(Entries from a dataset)
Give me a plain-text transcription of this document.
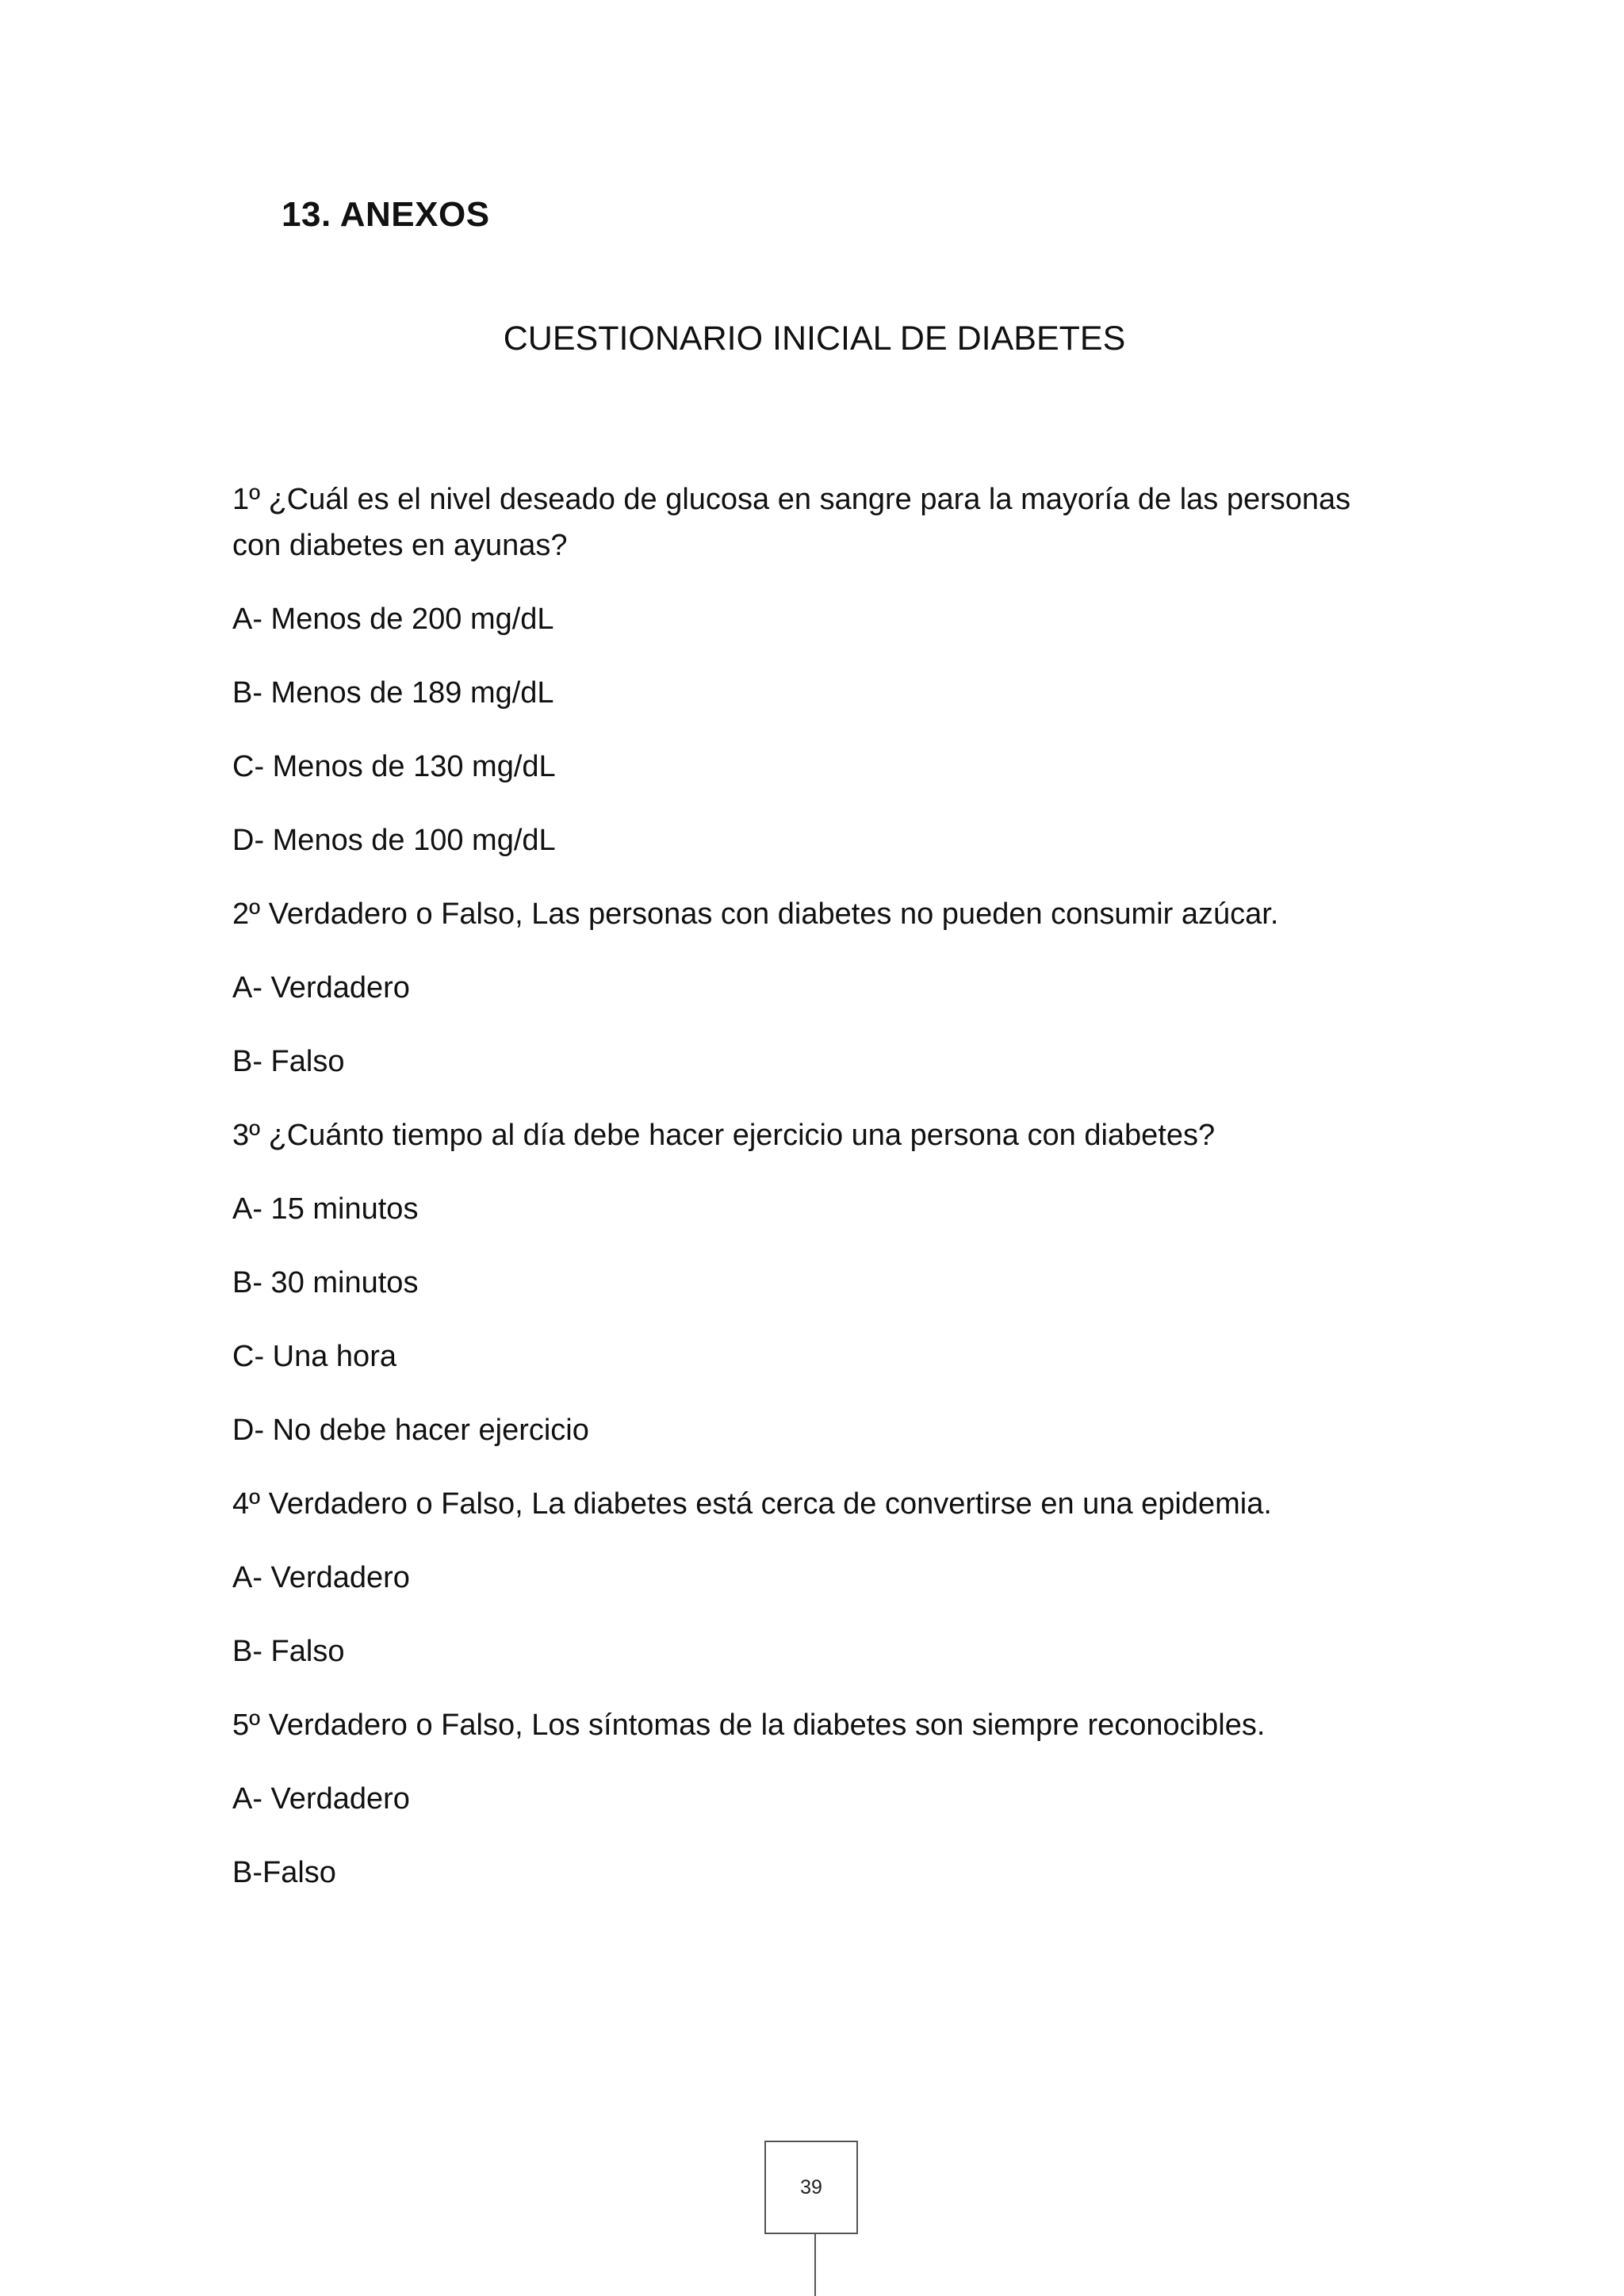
13. ANEXOS
CUESTIONARIO INICIAL DE DIABETES

1º ¿Cuál es el nivel deseado de glucosa en sangre para la mayoría de las personas con diabetes en ayunas?

A- Menos de 200 mg/dL

B- Menos de 189 mg/dL

C- Menos de 130 mg/dL

D- Menos de 100 mg/dL

2º Verdadero o Falso, Las personas con diabetes no pueden consumir azúcar.

A- Verdadero

B- Falso

3º ¿Cuánto tiempo al día debe hacer ejercicio una persona con diabetes?

A- 15 minutos

B- 30 minutos

C- Una hora

D- No debe hacer ejercicio

4º Verdadero o Falso, La diabetes está cerca de convertirse en una epidemia.

A- Verdadero

B- Falso

5º Verdadero o Falso, Los síntomas de la diabetes son siempre reconocibles.

A- Verdadero

B-Falso

39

* **SET TASK**:
Pictures are excluded; copy every other part of the records exactly.

* **RESPONSE FOR THIS EXERCISE**:
Give me a plain-text transcription of this document.
13. ANEXOS
CUESTIONARIO INICIAL DE DIABETES

1º ¿Cuál es el nivel deseado de glucosa en sangre para la mayoría de las personas con diabetes en ayunas?

A- Menos de 200 mg/dL

B- Menos de 189 mg/dL

C- Menos de 130 mg/dL

D- Menos de 100 mg/dL

2º Verdadero o Falso, Las personas con diabetes no pueden consumir azúcar.

A- Verdadero

B- Falso

3º ¿Cuánto tiempo al día debe hacer ejercicio una persona con diabetes?

A- 15 minutos

B- 30 minutos

C- Una hora

D- No debe hacer ejercicio

4º Verdadero o Falso, La diabetes está cerca de convertirse en una epidemia.

A- Verdadero

B- Falso

5º Verdadero o Falso, Los síntomas de la diabetes son siempre reconocibles.

A- Verdadero

B-Falso

39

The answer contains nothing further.